::: SUPPLIED ENTRIES :::

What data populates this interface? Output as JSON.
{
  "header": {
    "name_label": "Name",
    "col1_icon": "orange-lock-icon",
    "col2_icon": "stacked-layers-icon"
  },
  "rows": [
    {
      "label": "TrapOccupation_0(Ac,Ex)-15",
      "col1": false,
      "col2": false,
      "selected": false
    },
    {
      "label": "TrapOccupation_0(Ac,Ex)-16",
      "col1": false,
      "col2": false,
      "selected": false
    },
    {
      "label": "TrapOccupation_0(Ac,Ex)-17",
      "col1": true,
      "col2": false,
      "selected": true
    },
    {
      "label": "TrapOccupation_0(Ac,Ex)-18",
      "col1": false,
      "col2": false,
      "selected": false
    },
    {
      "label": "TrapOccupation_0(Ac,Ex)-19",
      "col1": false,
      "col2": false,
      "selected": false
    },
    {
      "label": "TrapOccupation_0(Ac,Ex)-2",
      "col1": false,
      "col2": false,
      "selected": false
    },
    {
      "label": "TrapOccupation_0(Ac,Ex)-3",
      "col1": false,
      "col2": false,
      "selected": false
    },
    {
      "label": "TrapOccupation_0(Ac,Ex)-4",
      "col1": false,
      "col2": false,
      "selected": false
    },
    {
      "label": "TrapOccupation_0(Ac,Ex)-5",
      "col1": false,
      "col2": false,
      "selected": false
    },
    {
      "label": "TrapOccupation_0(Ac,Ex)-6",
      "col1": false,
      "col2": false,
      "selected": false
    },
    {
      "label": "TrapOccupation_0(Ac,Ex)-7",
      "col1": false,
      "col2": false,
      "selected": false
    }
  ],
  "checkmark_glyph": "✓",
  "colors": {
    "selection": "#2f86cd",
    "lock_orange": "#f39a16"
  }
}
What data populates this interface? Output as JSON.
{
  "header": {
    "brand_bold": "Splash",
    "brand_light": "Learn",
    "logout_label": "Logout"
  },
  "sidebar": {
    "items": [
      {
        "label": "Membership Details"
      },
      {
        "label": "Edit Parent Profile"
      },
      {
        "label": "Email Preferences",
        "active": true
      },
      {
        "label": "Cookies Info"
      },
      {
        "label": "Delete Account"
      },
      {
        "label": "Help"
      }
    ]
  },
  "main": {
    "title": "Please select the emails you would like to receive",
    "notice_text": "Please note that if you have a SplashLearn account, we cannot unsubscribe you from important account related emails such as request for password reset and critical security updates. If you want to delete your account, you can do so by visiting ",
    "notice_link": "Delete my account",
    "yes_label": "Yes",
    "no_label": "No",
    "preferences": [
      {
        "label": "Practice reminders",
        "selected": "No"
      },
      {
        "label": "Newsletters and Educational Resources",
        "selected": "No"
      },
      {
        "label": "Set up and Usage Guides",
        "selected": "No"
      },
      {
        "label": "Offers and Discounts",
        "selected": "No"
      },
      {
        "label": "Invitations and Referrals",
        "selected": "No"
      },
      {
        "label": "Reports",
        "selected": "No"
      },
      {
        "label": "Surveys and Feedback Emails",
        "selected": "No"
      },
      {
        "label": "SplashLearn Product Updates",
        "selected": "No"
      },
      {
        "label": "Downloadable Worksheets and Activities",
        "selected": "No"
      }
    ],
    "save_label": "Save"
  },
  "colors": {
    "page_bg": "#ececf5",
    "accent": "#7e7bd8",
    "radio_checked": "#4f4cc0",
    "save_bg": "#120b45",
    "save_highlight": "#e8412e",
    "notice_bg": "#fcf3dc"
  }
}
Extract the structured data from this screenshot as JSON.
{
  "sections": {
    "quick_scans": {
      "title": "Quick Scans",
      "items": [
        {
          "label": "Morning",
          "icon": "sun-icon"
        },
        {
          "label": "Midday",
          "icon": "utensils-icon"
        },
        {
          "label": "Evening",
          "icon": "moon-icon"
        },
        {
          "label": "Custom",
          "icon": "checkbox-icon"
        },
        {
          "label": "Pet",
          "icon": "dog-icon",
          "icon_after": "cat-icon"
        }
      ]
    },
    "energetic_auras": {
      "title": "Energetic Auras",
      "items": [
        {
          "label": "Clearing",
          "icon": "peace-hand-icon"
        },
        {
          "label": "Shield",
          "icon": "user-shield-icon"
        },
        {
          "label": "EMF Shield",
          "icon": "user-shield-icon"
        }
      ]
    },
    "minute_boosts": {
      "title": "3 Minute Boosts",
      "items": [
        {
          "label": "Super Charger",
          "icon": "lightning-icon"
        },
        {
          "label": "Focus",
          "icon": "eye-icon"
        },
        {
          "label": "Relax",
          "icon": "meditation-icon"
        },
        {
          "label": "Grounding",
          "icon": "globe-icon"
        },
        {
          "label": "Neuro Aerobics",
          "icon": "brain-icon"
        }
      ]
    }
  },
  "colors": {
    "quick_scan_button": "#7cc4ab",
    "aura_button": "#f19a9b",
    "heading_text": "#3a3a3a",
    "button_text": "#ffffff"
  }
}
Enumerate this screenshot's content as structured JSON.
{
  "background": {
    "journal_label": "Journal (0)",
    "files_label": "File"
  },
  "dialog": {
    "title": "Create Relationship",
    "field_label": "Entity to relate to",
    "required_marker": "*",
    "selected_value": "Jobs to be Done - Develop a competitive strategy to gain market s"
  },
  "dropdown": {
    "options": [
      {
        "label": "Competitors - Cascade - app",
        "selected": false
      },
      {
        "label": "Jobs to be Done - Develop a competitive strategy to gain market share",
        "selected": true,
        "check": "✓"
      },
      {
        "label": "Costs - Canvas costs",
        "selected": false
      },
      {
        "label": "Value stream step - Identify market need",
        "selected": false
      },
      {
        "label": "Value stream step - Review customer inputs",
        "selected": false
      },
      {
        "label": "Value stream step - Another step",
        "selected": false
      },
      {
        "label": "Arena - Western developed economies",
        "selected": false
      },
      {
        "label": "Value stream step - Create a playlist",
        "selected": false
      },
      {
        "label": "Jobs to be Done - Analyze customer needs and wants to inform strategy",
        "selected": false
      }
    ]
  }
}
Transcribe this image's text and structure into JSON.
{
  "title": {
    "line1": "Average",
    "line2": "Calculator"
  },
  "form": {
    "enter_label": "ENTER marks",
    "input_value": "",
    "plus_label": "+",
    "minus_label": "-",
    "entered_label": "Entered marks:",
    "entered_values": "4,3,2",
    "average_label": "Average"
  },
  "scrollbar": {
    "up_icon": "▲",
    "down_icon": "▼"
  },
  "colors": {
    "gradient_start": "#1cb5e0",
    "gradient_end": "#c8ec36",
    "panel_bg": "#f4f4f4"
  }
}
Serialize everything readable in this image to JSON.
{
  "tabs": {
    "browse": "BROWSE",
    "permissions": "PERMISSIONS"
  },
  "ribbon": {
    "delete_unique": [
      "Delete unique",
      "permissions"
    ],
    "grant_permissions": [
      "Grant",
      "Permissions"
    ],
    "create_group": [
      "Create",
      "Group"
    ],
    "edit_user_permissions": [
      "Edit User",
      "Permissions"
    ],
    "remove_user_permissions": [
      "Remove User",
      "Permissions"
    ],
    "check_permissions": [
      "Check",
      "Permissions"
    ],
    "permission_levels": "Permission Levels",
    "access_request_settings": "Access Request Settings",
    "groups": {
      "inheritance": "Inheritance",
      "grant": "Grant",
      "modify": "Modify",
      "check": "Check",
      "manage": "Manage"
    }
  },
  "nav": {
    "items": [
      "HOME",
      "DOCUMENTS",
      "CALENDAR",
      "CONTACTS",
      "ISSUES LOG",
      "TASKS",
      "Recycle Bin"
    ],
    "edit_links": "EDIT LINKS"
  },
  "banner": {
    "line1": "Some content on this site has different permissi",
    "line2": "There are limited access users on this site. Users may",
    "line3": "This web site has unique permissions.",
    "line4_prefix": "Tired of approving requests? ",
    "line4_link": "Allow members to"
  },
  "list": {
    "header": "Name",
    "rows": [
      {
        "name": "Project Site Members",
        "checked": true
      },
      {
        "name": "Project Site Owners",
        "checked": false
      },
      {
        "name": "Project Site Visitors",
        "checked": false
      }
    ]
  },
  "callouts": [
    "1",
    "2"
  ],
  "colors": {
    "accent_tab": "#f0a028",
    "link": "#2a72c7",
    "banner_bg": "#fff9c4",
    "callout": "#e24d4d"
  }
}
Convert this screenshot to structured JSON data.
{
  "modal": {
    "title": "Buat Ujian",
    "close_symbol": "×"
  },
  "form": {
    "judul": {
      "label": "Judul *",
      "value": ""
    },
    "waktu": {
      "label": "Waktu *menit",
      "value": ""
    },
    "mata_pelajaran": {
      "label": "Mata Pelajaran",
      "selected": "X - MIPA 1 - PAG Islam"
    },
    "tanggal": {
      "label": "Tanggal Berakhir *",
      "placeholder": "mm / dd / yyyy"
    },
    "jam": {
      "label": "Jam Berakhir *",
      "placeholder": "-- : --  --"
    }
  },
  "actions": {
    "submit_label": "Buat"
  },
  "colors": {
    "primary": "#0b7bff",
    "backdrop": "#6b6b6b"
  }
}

:::

• **EXERCISE INSTRUCTIONS**
In the lines above, find each one with "Done" and list it.

• **COMPLETED EXERCISE**
    "selected_value": "Jobs to be Done - Develop a competitive strategy to gain market s"
        "label": "Jobs to be Done - Develop a competitive strategy to gain market share",
        "label": "Jobs to be Done - Analyze customer needs and wants to inform strategy",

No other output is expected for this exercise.